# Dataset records
[START]

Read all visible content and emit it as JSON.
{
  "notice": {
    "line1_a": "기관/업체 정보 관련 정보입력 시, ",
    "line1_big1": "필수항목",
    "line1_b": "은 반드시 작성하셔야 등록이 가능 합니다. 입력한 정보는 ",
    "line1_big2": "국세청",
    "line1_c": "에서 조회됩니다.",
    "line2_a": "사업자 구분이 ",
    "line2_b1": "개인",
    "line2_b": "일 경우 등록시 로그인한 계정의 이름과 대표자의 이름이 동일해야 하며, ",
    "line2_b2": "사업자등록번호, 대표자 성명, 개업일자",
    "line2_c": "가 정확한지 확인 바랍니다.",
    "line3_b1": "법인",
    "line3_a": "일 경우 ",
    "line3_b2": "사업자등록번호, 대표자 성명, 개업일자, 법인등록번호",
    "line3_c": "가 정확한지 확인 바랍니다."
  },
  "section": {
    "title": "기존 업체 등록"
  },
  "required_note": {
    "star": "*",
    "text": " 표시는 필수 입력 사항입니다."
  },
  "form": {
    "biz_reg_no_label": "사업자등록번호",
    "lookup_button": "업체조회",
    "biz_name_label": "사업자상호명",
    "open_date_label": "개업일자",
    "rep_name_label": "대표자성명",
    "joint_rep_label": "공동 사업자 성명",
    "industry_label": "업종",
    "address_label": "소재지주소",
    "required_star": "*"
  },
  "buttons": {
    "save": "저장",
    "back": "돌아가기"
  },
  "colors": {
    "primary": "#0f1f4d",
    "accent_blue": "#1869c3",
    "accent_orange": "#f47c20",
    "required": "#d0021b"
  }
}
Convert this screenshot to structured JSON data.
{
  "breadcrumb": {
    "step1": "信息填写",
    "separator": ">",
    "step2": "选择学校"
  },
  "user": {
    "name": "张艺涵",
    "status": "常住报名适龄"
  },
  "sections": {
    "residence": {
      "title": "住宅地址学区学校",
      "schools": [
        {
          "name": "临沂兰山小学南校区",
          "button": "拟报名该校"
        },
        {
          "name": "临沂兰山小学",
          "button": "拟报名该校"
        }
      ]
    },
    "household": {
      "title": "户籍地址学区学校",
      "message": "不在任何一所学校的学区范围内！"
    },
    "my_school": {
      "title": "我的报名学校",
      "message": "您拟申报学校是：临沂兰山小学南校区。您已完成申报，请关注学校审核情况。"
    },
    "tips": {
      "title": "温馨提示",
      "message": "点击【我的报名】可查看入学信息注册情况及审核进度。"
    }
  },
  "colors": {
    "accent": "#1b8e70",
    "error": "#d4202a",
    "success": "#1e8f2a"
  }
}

[END]

# DIRECTION
Exact repetition is required for the lines from the one that contains "Convert this screenshot" through the final line; leave out everything else.

# RESULT
Convert this screenshot to structured JSON data.
{
  "breadcrumb": {
    "step1": "信息填写",
    "separator": ">",
    "step2": "选择学校"
  },
  "user": {
    "name": "张艺涵",
    "status": "常住报名适龄"
  },
  "sections": {
    "residence": {
      "title": "住宅地址学区学校",
      "schools": [
        {
          "name": "临沂兰山小学南校区",
          "button": "拟报名该校"
        },
        {
          "name": "临沂兰山小学",
          "button": "拟报名该校"
        }
      ]
    },
    "household": {
      "title": "户籍地址学区学校",
      "message": "不在任何一所学校的学区范围内！"
    },
    "my_school": {
      "title": "我的报名学校",
      "message": "您拟申报学校是：临沂兰山小学南校区。您已完成申报，请关注学校审核情况。"
    },
    "tips": {
      "title": "温馨提示",
      "message": "点击【我的报名】可查看入学信息注册情况及审核进度。"
    }
  },
  "colors": {
    "accent": "#1b8e70",
    "error": "#d4202a",
    "success": "#1e8f2a"
  }
}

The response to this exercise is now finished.